## JOB
Go through the material below and copy each line where the word "this" appears.

## GIVEN INFORMATION
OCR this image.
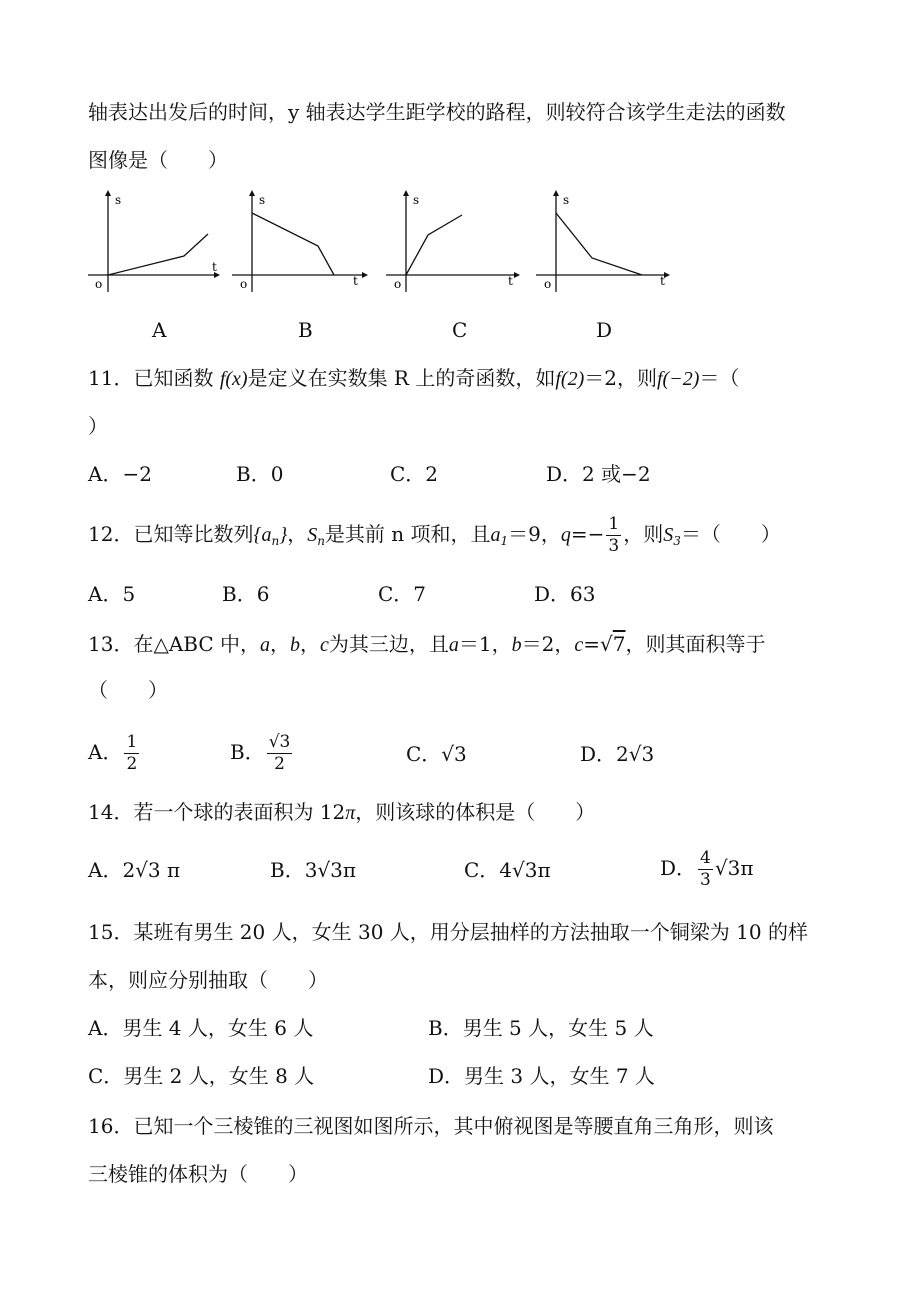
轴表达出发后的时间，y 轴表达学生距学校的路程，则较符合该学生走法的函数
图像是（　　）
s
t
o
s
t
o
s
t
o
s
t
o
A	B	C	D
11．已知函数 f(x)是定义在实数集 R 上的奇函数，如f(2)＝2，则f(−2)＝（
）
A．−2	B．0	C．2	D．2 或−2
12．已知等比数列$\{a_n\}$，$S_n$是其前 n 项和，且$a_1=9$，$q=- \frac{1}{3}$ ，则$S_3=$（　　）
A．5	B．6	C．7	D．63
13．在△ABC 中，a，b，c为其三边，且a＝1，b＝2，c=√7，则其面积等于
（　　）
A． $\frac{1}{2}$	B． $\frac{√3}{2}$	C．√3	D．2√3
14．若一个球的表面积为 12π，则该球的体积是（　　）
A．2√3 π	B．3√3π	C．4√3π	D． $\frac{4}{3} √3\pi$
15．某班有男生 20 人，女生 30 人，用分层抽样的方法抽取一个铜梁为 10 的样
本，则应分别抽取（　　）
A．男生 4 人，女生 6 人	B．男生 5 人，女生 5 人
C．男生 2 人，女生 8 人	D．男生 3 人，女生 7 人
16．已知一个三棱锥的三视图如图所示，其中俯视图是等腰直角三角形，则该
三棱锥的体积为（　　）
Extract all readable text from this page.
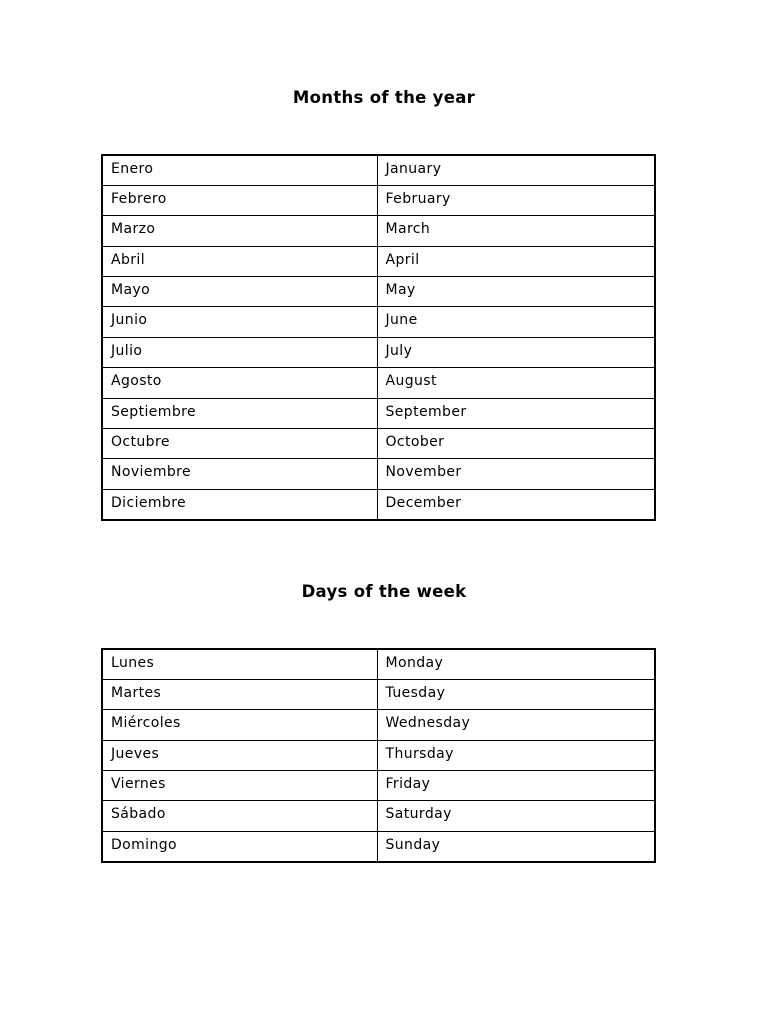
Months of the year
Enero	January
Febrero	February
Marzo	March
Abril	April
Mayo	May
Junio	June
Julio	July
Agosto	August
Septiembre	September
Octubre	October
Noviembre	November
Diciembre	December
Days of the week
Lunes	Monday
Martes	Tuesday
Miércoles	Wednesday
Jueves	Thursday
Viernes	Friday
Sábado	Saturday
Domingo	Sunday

## ANSWER TO THE PROBLEM
OCR this image.
Extract all readable text from this page.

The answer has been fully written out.